## Set problem
Write out the entries again exactly as they are given.

## Information shown
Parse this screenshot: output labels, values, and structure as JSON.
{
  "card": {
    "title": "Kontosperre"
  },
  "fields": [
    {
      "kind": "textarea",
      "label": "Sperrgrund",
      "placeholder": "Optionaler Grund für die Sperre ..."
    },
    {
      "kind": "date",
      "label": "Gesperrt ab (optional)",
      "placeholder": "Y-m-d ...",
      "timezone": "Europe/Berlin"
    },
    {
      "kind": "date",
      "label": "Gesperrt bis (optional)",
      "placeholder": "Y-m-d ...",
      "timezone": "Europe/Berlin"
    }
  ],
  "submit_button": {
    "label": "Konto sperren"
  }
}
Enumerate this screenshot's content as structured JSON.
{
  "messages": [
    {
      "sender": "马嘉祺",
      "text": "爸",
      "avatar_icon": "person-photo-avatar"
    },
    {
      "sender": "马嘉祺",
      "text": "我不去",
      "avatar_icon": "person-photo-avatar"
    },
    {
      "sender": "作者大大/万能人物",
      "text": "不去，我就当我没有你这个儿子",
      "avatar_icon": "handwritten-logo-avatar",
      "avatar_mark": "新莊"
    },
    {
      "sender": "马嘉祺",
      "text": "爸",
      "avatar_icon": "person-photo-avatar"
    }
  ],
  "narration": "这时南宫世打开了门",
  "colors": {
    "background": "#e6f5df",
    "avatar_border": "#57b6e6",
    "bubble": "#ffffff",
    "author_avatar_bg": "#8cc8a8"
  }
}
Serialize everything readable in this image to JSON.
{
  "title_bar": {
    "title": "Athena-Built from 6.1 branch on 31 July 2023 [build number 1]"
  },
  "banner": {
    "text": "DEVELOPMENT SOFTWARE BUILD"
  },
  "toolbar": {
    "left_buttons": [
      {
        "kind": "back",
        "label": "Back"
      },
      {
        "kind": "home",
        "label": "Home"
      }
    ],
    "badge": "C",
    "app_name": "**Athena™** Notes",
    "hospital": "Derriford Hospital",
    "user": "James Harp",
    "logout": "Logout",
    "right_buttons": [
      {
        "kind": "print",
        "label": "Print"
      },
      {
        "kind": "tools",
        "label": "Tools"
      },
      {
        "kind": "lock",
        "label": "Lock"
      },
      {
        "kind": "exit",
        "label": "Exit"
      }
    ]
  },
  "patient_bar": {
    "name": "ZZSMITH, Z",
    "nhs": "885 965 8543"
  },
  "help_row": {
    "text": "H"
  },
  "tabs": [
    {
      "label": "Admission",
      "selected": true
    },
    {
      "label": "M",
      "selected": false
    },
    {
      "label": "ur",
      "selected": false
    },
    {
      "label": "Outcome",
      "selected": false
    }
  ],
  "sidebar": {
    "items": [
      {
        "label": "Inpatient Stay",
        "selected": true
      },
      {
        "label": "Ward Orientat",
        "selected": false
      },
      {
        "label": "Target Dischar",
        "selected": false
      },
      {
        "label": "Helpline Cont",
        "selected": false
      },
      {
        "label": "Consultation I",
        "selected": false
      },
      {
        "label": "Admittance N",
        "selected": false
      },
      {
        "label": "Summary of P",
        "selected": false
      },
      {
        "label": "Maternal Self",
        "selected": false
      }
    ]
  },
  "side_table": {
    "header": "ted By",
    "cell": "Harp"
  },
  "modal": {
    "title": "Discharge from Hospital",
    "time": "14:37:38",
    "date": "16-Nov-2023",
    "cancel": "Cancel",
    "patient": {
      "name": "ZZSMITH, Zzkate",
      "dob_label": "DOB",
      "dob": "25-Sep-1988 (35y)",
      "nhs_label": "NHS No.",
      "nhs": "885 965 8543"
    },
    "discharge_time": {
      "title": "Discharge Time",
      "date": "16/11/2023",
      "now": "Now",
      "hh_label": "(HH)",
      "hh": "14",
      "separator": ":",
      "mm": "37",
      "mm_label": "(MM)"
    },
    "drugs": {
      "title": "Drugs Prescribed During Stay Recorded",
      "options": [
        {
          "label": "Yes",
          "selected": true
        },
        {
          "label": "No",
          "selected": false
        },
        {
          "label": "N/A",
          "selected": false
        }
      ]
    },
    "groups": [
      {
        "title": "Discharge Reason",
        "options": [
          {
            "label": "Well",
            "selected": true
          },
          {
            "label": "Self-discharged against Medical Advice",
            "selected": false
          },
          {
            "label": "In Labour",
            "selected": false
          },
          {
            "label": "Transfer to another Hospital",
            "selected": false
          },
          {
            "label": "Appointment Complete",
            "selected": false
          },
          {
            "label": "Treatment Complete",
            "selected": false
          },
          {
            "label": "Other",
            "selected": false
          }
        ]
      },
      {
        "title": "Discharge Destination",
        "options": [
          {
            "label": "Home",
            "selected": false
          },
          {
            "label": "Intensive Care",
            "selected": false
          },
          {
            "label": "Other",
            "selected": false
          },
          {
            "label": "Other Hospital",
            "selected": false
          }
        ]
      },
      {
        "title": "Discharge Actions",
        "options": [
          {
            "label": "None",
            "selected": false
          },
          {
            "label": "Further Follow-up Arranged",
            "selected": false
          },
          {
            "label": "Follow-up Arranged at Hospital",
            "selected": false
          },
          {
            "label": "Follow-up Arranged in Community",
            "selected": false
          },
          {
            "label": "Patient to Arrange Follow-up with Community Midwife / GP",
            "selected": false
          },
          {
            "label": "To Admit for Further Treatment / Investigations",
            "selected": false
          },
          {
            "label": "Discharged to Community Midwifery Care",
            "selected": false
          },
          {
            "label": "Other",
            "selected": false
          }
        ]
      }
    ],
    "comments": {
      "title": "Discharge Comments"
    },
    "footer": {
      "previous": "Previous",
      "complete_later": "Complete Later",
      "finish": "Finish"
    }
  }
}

## Expected answer
Parse this screenshot: output labels, values, and structure as JSON.
{
  "card": {
    "title": "Kontosperre"
  },
  "fields": [
    {
      "kind": "textarea",
      "label": "Sperrgrund",
      "placeholder": "Optionaler Grund für die Sperre ..."
    },
    {
      "kind": "date",
      "label": "Gesperrt ab (optional)",
      "placeholder": "Y-m-d ...",
      "timezone": "Europe/Berlin"
    },
    {
      "kind": "date",
      "label": "Gesperrt bis (optional)",
      "placeholder": "Y-m-d ...",
      "timezone": "Europe/Berlin"
    }
  ],
  "submit_button": {
    "label": "Konto sperren"
  }
}
Enumerate this screenshot's content as structured JSON.
{
  "messages": [
    {
      "sender": "马嘉祺",
      "text": "爸",
      "avatar_icon": "person-photo-avatar"
    },
    {
      "sender": "马嘉祺",
      "text": "我不去",
      "avatar_icon": "person-photo-avatar"
    },
    {
      "sender": "作者大大/万能人物",
      "text": "不去，我就当我没有你这个儿子",
      "avatar_icon": "handwritten-logo-avatar",
      "avatar_mark": "新莊"
    },
    {
      "sender": "马嘉祺",
      "text": "爸",
      "avatar_icon": "person-photo-avatar"
    }
  ],
  "narration": "这时南宫世打开了门",
  "colors": {
    "background": "#e6f5df",
    "avatar_border": "#57b6e6",
    "bubble": "#ffffff",
    "author_avatar_bg": "#8cc8a8"
  }
}
Serialize everything readable in this image to JSON.
{
  "title_bar": {
    "title": "Athena-Built from 6.1 branch on 31 July 2023 [build number 1]"
  },
  "banner": {
    "text": "DEVELOPMENT SOFTWARE BUILD"
  },
  "toolbar": {
    "left_buttons": [
      {
        "kind": "back",
        "label": "Back"
      },
      {
        "kind": "home",
        "label": "Home"
      }
    ],
    "badge": "C",
    "app_name": "**Athena™** Notes",
    "hospital": "Derriford Hospital",
    "user": "James Harp",
    "logout": "Logout",
    "right_buttons": [
      {
        "kind": "print",
        "label": "Print"
      },
      {
        "kind": "tools",
        "label": "Tools"
      },
      {
        "kind": "lock",
        "label": "Lock"
      },
      {
        "kind": "exit",
        "label": "Exit"
      }
    ]
  },
  "patient_bar": {
    "name": "ZZSMITH, Z",
    "nhs": "885 965 8543"
  },
  "help_row": {
    "text": "H"
  },
  "tabs": [
    {
      "label": "Admission",
      "selected": true
    },
    {
      "label": "M",
      "selected": false
    },
    {
      "label": "ur",
      "selected": false
    },
    {
      "label": "Outcome",
      "selected": false
    }
  ],
  "sidebar": {
    "items": [
      {
        "label": "Inpatient Stay",
        "selected": true
      },
      {
        "label": "Ward Orientat",
        "selected": false
      },
      {
        "label": "Target Dischar",
        "selected": false
      },
      {
        "label": "Helpline Cont",
        "selected": false
      },
      {
        "label": "Consultation I",
        "selected": false
      },
      {
        "label": "Admittance N",
        "selected": false
      },
      {
        "label": "Summary of P",
        "selected": false
      },
      {
        "label": "Maternal Self",
        "selected": false
      }
    ]
  },
  "side_table": {
    "header": "ted By",
    "cell": "Harp"
  },
  "modal": {
    "title": "Discharge from Hospital",
    "time": "14:37:38",
    "date": "16-Nov-2023",
    "cancel": "Cancel",
    "patient": {
      "name": "ZZSMITH, Zzkate",
      "dob_label": "DOB",
      "dob": "25-Sep-1988 (35y)",
      "nhs_label": "NHS No.",
      "nhs": "885 965 8543"
    },
    "discharge_time": {
      "title": "Discharge Time",
      "date": "16/11/2023",
      "now": "Now",
      "hh_label": "(HH)",
      "hh": "14",
      "separator": ":",
      "mm": "37",
      "mm_label": "(MM)"
    },
    "drugs": {
      "title": "Drugs Prescribed During Stay Recorded",
      "options": [
        {
          "label": "Yes",
          "selected": true
        },
        {
          "label": "No",
          "selected": false
        },
        {
          "label": "N/A",
          "selected": false
        }
      ]
    },
    "groups": [
      {
        "title": "Discharge Reason",
        "options": [
          {
            "label": "Well",
            "selected": true
          },
          {
            "label": "Self-discharged against Medical Advice",
            "selected": false
          },
          {
            "label": "In Labour",
            "selected": false
          },
          {
            "label": "Transfer to another Hospital",
            "selected": false
          },
          {
            "label": "Appointment Complete",
            "selected": false
          },
          {
            "label": "Treatment Complete",
            "selected": false
          },
          {
            "label": "Other",
            "selected": false
          }
        ]
      },
      {
        "title": "Discharge Destination",
        "options": [
          {
            "label": "Home",
            "selected": false
          },
          {
            "label": "Intensive Care",
            "selected": false
          },
          {
            "label": "Other",
            "selected": false
          },
          {
            "label": "Other Hospital",
            "selected": false
          }
        ]
      },
      {
        "title": "Discharge Actions",
        "options": [
          {
            "label": "None",
            "selected": false
          },
          {
            "label": "Further Follow-up Arranged",
            "selected": false
          },
          {
            "label": "Follow-up Arranged at Hospital",
            "selected": false
          },
          {
            "label": "Follow-up Arranged in Community",
            "selected": false
          },
          {
            "label": "Patient to Arrange Follow-up with Community Midwife / GP",
            "selected": false
          },
          {
            "label": "To Admit for Further Treatment / Investigations",
            "selected": false
          },
          {
            "label": "Discharged to Community Midwifery Care",
            "selected": false
          },
          {
            "label": "Other",
            "selected": false
          }
        ]
      }
    ],
    "comments": {
      "title": "Discharge Comments"
    },
    "footer": {
      "previous": "Previous",
      "complete_later": "Complete Later",
      "finish": "Finish"
    }
  }
}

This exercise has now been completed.